• **TASK TO COMPLETE**
Select all lines in the records that include "title".

[Collected data entries]

-- Begin --

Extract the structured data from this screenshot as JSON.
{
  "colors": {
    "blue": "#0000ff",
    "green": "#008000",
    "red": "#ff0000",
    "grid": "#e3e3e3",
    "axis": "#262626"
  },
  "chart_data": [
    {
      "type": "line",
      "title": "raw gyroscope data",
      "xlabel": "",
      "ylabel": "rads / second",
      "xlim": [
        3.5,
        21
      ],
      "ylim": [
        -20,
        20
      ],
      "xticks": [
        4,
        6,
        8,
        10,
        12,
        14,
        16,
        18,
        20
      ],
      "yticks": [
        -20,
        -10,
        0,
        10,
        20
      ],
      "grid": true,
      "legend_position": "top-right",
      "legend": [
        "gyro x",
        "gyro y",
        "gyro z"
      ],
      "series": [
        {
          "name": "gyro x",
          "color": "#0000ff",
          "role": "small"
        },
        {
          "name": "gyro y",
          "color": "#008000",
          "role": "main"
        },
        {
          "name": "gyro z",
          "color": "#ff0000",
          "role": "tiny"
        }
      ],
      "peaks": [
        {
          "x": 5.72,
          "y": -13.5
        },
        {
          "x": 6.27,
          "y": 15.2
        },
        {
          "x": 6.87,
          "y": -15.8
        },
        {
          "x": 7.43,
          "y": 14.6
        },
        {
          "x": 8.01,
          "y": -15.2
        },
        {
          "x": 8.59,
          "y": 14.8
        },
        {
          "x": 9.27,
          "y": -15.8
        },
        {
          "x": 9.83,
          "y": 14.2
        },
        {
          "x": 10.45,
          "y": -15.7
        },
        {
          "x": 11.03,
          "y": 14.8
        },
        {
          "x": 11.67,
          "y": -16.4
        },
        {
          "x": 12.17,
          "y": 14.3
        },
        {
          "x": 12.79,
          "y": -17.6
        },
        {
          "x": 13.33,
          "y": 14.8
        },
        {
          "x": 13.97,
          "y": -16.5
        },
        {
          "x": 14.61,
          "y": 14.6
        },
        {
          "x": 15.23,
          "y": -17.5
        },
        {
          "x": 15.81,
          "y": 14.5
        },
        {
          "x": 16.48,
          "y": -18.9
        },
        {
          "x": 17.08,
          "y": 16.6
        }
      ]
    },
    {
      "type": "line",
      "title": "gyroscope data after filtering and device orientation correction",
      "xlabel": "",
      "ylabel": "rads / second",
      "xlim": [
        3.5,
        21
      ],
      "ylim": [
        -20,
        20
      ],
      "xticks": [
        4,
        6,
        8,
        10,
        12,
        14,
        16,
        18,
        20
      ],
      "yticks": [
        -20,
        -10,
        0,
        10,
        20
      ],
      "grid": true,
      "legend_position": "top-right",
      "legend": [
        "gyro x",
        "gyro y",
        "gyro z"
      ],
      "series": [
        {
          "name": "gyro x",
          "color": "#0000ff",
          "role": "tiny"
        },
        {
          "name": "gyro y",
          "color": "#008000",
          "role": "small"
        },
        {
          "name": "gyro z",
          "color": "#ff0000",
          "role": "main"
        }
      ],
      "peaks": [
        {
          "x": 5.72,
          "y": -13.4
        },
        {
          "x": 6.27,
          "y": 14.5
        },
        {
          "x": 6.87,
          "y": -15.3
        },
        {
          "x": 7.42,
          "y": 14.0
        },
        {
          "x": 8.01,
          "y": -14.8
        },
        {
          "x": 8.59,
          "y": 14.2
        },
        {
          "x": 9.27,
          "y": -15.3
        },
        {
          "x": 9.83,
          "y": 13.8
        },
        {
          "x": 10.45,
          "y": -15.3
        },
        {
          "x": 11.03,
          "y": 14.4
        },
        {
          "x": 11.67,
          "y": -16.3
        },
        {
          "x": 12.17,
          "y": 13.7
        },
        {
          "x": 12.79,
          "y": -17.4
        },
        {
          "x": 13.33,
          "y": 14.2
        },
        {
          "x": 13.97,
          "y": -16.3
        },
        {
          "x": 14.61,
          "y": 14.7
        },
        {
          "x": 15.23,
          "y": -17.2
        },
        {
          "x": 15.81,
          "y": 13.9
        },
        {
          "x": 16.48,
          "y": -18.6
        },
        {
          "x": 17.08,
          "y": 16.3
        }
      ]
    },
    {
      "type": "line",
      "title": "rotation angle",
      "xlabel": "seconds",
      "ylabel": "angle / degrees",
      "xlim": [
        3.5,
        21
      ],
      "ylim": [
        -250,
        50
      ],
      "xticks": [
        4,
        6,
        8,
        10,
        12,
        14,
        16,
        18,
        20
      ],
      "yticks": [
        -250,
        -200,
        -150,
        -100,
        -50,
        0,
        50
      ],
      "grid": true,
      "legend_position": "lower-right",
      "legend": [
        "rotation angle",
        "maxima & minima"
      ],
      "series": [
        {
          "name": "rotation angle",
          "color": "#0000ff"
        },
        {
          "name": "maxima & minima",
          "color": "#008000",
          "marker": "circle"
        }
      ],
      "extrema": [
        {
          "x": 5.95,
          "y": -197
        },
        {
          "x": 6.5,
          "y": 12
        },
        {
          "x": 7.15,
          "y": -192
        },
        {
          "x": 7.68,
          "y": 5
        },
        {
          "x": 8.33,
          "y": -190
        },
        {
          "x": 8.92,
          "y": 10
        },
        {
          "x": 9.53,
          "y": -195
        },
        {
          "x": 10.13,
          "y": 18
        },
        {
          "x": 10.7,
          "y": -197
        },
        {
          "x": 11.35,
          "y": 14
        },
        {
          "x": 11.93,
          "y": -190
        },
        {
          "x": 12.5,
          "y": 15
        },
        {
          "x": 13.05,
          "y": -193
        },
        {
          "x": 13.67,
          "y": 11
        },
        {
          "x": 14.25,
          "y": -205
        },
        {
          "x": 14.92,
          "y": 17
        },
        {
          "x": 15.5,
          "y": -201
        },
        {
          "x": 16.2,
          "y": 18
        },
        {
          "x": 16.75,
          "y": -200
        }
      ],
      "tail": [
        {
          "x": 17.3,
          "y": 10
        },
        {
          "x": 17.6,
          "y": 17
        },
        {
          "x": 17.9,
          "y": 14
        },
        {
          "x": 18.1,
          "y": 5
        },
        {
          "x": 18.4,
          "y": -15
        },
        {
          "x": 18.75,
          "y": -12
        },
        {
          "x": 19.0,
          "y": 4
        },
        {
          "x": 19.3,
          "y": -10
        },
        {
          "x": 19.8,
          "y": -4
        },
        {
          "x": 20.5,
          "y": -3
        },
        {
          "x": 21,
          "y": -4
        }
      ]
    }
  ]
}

-- End --

• **SOLVED PROBLEM**
      "title": "raw gyroscope data",
      "title": "gyroscope data after filtering and device orientation correction",
      "title": "rotation angle",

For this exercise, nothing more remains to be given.